## TASK TO COMPLETE
Check every line below for the word "subtitle" and copy the ones that have it.

(Figure collection entries)
--
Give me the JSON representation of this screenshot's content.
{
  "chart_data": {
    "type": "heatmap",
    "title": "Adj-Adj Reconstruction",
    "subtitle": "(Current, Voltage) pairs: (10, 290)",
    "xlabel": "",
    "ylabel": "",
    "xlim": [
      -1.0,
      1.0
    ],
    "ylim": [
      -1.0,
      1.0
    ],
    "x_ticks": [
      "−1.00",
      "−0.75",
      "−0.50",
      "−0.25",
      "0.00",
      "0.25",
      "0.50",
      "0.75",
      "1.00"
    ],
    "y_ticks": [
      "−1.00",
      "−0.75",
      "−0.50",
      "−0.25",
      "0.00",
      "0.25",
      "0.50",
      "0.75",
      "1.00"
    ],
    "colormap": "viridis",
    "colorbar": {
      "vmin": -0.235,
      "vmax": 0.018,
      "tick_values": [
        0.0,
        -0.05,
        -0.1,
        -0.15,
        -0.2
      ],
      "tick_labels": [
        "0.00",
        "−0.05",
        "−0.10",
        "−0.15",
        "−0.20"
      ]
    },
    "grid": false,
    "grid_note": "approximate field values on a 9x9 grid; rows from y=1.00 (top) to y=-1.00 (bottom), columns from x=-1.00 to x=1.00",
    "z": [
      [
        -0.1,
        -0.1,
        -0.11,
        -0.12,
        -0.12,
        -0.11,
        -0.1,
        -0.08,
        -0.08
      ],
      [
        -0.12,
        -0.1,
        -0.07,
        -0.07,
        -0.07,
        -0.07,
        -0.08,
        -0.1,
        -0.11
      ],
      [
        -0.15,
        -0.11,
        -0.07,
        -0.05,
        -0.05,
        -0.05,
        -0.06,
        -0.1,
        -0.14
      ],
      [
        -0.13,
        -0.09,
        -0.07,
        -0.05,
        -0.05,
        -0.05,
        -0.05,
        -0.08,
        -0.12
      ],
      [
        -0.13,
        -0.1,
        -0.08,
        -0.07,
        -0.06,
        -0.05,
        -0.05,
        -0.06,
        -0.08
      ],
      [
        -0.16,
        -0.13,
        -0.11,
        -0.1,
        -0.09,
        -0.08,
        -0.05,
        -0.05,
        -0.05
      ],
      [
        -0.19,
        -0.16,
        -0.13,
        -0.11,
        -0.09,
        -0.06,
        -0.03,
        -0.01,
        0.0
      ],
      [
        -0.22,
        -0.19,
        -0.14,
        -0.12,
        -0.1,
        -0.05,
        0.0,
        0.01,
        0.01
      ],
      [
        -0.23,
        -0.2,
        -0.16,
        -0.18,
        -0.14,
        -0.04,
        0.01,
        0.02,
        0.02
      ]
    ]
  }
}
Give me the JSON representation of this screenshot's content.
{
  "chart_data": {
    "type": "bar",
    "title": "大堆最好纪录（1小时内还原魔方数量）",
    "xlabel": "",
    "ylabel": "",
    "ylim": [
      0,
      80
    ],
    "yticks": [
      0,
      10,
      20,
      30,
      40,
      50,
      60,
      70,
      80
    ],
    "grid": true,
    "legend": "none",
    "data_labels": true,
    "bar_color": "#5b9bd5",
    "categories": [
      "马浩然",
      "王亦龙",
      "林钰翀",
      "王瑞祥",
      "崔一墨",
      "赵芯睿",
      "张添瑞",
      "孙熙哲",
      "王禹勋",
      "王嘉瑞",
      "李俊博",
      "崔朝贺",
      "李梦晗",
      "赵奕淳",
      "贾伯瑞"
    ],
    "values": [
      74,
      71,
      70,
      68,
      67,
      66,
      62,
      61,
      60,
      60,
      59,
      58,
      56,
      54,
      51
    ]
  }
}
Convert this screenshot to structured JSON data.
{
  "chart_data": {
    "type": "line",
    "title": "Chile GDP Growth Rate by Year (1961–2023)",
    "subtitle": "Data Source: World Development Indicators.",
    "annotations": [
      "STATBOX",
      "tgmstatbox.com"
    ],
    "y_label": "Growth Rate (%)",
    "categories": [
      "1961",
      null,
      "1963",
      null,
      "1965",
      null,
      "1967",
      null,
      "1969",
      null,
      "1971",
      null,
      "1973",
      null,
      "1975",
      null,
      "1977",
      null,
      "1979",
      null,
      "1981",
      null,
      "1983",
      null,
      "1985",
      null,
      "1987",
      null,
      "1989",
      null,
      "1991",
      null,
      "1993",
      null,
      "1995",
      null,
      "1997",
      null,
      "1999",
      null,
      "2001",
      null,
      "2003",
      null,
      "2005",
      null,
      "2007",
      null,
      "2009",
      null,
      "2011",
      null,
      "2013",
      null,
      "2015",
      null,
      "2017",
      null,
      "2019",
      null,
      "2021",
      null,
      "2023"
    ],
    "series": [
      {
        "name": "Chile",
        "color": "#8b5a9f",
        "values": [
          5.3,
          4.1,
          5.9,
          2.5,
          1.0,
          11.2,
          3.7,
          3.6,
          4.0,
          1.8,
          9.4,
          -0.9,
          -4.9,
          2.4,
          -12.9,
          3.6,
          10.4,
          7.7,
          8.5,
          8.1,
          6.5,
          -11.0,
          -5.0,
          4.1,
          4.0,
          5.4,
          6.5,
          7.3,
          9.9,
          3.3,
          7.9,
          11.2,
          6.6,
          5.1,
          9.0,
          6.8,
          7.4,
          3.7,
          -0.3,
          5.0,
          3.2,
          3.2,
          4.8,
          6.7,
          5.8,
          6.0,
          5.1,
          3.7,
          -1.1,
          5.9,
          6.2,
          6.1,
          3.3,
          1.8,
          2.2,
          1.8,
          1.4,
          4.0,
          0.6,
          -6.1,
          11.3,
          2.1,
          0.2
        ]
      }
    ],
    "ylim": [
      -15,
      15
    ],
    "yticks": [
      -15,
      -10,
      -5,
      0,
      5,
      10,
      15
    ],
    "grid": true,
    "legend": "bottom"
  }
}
--
## SOLUTION TO THE PROBLEM
    "subtitle": "(Current, Voltage) pairs: (10, 290)",
    "subtitle": "Data Source: World Development Indicators.",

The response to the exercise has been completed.